### EXERCISE
From the entries below, copy every line holding the word "page".

### INPUT RECORDS
________________________

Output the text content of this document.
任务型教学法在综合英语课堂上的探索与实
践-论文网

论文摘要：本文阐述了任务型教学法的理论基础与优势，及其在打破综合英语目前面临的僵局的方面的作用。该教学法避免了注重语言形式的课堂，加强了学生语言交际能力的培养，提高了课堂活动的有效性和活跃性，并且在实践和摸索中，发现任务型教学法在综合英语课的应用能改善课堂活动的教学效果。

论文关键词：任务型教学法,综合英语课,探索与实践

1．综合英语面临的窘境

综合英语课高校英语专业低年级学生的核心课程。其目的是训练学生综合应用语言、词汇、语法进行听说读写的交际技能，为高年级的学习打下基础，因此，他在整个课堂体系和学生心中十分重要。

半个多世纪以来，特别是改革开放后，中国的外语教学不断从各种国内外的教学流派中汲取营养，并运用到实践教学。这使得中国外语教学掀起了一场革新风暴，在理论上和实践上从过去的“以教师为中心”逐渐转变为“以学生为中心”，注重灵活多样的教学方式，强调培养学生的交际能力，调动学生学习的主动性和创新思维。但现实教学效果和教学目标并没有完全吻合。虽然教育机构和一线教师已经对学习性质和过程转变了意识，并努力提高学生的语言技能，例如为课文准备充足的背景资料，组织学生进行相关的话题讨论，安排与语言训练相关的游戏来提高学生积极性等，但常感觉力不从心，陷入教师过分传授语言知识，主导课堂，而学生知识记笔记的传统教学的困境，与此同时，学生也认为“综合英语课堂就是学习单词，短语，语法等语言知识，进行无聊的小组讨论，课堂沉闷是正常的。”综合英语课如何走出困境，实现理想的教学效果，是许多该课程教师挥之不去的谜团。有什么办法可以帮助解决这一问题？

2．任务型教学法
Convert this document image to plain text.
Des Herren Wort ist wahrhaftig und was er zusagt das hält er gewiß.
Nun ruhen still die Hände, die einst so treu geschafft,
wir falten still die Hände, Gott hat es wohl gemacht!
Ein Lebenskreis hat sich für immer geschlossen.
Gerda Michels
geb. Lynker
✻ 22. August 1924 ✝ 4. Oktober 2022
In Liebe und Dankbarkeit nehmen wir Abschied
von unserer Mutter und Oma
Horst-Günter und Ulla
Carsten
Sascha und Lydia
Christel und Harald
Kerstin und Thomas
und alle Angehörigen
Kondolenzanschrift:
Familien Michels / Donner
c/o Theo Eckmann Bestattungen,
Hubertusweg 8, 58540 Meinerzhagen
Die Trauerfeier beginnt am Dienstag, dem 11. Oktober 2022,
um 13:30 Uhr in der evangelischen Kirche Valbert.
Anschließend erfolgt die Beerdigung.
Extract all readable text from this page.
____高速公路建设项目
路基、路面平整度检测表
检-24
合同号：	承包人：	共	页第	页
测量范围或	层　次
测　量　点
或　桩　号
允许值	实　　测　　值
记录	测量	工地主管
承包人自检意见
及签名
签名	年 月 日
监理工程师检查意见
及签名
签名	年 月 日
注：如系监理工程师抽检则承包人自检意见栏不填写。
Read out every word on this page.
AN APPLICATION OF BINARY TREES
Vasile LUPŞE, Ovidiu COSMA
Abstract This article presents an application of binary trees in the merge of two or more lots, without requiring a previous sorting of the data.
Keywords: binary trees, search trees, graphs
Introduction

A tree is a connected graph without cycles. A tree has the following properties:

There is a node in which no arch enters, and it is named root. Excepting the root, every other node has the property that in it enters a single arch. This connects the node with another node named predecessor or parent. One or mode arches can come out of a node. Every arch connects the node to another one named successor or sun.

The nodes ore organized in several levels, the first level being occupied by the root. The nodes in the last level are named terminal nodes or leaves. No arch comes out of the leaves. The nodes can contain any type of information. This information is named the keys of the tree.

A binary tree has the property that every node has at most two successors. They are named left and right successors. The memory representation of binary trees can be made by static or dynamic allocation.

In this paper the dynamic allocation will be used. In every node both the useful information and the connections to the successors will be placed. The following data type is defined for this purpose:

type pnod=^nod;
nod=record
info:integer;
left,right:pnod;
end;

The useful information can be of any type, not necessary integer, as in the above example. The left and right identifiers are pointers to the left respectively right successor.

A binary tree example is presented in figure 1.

________________________

### RESULT OF THIS TASK
Extract all readable text from this page.
Read out every word on this page.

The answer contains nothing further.